- [TO DO]
Locate the string "grid" in the records below. Copy every line where it occurs.

=== DATA TO USE ===

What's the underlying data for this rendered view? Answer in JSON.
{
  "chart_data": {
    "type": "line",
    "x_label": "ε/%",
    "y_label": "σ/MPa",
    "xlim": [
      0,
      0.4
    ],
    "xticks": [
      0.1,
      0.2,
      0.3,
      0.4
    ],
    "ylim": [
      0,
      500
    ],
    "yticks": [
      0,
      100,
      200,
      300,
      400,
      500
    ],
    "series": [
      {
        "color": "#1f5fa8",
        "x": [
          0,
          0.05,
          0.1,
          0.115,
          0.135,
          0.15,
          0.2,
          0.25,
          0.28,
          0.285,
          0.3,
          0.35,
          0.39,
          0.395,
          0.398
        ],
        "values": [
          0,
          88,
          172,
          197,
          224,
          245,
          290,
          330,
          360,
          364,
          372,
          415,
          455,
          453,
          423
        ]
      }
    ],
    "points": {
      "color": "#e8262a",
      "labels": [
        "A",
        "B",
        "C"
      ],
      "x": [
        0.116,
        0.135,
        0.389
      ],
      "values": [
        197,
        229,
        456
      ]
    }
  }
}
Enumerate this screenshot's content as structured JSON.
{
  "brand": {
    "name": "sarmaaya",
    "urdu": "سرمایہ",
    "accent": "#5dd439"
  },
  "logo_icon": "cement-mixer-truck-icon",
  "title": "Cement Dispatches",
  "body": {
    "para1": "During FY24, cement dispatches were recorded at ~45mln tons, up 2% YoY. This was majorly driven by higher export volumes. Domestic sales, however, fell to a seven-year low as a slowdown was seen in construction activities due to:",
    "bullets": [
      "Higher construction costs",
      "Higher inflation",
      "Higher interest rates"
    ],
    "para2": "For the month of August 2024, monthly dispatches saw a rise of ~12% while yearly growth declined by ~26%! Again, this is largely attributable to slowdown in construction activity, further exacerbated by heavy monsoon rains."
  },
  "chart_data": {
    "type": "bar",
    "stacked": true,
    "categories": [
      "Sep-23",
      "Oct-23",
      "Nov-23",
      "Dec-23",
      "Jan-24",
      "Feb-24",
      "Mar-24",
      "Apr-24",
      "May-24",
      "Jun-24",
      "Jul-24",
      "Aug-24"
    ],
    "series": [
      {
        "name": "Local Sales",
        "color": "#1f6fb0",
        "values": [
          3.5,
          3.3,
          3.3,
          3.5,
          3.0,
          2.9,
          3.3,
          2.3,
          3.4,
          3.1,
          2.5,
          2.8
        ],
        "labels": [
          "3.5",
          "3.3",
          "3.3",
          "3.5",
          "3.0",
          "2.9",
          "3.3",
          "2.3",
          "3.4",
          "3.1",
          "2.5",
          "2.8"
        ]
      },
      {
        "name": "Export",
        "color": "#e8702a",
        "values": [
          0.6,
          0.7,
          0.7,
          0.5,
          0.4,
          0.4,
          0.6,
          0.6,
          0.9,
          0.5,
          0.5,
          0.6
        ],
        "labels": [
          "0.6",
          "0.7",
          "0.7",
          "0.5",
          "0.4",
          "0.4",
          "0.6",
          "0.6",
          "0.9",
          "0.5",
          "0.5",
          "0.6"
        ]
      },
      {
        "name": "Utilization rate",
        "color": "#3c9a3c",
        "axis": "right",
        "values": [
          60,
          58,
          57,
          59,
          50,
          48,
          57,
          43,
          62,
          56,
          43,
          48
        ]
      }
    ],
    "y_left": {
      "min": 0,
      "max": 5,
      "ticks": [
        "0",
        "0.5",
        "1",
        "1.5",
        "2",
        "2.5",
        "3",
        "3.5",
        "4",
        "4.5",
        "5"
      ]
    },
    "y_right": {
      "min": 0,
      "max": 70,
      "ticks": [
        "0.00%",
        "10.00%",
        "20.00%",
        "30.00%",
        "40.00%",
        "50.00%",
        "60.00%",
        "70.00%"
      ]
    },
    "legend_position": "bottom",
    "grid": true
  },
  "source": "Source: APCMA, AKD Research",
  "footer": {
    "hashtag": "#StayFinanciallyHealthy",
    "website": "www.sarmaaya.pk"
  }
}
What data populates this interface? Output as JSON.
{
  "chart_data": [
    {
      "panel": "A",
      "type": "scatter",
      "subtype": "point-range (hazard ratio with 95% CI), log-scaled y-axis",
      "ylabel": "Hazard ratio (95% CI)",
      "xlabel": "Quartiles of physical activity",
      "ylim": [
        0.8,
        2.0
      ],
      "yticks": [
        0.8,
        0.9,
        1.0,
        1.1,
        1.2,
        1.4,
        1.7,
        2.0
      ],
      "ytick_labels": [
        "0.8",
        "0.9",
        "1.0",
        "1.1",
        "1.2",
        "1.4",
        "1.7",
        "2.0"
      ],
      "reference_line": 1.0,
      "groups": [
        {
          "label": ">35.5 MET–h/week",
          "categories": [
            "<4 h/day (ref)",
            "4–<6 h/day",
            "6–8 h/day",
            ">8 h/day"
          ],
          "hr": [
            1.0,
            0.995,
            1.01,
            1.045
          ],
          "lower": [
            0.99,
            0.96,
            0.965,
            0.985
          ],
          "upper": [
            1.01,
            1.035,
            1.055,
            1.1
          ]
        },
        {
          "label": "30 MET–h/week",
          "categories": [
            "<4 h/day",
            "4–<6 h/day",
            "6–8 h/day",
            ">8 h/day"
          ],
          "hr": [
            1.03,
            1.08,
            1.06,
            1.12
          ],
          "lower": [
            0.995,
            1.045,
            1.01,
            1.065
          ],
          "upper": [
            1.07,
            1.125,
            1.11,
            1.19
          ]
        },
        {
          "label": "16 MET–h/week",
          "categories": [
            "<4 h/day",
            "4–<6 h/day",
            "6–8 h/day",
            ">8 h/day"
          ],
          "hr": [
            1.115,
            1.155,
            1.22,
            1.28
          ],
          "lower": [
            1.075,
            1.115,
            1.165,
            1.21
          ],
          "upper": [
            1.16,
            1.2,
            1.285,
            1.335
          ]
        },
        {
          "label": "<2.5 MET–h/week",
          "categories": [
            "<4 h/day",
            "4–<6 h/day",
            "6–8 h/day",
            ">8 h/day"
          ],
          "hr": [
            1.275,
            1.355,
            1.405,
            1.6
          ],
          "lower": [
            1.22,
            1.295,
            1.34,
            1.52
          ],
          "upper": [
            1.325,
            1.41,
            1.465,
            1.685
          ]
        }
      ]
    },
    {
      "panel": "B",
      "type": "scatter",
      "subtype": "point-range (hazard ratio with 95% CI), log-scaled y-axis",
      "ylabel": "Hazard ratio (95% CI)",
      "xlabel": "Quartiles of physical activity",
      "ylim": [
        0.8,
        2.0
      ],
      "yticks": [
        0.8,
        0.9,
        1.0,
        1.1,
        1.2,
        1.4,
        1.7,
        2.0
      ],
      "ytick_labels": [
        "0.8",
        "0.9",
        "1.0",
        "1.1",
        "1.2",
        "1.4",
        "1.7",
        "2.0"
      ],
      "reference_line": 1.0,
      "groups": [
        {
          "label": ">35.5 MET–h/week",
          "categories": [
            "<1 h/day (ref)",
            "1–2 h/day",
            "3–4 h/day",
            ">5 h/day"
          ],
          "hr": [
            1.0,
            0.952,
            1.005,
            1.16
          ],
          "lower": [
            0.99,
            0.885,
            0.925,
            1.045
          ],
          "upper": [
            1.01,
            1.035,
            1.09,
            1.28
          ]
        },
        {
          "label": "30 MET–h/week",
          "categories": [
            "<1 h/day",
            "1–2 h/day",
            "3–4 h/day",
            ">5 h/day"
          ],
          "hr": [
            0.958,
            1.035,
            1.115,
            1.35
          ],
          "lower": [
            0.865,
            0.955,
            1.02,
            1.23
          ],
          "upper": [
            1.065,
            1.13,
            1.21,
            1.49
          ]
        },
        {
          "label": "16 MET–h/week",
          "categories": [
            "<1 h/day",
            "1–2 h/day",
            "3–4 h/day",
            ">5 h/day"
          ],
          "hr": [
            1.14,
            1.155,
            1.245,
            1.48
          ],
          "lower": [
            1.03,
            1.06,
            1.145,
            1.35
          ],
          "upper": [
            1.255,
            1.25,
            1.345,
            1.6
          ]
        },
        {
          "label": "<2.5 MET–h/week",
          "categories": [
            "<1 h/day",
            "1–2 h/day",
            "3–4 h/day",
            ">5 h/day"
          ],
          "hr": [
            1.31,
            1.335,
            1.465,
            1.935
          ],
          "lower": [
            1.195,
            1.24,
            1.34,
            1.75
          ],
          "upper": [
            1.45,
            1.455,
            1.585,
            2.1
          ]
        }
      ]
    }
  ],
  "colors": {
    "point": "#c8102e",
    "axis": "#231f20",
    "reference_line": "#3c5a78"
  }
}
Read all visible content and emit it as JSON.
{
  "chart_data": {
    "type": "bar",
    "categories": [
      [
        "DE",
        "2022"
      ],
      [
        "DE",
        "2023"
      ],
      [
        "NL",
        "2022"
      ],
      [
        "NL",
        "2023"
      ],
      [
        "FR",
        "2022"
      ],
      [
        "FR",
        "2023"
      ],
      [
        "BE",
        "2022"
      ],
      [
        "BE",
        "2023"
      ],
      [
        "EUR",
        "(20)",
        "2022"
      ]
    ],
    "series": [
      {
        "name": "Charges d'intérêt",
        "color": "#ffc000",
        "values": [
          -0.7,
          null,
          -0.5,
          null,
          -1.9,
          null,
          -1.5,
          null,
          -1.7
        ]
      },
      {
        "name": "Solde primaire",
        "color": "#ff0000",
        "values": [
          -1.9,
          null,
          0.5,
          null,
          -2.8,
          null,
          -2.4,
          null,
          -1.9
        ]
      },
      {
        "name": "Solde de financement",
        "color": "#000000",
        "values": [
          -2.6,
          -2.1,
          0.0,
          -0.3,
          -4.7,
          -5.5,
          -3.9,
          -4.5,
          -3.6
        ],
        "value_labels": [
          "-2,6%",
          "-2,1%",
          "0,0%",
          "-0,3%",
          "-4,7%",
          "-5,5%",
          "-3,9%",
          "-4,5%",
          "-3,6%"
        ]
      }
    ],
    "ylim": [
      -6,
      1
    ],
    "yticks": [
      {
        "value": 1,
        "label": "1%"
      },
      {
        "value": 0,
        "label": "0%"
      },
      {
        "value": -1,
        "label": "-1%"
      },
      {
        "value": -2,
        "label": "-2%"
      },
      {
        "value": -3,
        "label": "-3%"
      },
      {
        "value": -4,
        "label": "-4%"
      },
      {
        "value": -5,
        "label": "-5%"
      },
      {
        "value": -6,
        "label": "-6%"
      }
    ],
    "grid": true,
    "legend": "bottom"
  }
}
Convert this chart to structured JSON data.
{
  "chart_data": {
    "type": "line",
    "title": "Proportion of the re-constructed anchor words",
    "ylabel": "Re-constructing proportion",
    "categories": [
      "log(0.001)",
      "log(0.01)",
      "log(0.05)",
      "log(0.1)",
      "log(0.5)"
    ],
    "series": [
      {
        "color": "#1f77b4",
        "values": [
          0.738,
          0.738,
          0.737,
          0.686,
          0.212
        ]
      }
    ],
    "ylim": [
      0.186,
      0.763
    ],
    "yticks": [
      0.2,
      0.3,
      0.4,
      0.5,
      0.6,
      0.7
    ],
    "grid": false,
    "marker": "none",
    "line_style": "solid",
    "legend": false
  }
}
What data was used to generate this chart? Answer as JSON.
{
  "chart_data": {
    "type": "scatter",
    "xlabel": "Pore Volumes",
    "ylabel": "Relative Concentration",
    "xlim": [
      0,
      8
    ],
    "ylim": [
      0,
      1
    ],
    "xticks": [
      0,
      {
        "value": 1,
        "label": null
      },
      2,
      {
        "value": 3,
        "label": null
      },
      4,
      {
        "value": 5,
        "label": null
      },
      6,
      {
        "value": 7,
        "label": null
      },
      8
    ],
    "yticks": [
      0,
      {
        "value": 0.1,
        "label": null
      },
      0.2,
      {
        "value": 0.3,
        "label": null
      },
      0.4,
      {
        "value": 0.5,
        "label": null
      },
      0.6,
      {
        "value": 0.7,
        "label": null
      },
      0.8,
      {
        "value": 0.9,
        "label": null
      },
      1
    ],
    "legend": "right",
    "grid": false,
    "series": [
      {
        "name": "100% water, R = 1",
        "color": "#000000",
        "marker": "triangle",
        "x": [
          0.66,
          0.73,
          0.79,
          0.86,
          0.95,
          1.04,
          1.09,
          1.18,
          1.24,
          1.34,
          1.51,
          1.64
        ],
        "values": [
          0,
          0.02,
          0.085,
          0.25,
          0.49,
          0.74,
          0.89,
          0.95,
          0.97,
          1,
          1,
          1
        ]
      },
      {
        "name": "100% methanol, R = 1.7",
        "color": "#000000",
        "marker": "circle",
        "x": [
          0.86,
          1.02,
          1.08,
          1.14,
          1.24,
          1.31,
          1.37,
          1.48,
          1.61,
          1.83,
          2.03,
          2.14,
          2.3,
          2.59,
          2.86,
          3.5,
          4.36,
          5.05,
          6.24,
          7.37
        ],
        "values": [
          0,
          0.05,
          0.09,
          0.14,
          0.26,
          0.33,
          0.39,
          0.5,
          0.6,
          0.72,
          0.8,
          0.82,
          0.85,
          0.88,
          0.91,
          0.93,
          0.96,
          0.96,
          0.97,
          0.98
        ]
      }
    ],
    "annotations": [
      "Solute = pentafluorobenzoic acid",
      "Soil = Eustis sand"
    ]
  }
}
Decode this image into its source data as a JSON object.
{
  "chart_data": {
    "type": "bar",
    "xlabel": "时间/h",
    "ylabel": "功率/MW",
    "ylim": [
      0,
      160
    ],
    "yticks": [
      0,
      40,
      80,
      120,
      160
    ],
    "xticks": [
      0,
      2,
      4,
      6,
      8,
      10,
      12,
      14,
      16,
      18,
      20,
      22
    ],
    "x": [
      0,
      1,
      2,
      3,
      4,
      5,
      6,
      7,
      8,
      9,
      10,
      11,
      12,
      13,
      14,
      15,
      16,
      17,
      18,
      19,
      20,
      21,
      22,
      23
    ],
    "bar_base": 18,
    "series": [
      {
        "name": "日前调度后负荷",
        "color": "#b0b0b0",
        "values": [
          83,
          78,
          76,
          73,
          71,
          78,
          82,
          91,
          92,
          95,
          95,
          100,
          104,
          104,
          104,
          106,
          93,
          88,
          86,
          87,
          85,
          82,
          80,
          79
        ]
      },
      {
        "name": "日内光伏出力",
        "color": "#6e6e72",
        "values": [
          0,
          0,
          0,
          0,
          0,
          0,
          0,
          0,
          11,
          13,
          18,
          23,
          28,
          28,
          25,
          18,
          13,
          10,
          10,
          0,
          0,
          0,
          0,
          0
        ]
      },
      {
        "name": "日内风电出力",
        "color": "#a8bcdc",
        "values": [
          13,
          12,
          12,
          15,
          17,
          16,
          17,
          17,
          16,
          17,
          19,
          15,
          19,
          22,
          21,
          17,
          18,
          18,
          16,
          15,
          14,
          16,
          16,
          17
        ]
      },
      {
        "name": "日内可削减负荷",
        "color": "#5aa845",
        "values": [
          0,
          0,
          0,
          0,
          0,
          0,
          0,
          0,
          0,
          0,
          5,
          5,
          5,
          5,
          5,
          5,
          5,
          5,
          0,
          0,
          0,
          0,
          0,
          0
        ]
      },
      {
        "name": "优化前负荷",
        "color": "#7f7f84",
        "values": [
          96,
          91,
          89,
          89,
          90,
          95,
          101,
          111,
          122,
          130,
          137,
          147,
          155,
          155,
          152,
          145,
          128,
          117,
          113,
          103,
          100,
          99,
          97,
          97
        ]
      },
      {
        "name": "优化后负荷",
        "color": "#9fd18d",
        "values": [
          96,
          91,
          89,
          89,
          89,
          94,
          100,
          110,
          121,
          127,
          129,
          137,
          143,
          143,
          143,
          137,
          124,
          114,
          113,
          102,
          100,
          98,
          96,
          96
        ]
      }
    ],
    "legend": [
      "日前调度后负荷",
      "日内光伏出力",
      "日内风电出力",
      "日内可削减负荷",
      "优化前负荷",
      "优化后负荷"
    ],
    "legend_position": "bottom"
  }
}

===

- [WRITTEN SOLUTION]
    "grid": true
    "grid": true,
    "grid": false,
    "grid": false,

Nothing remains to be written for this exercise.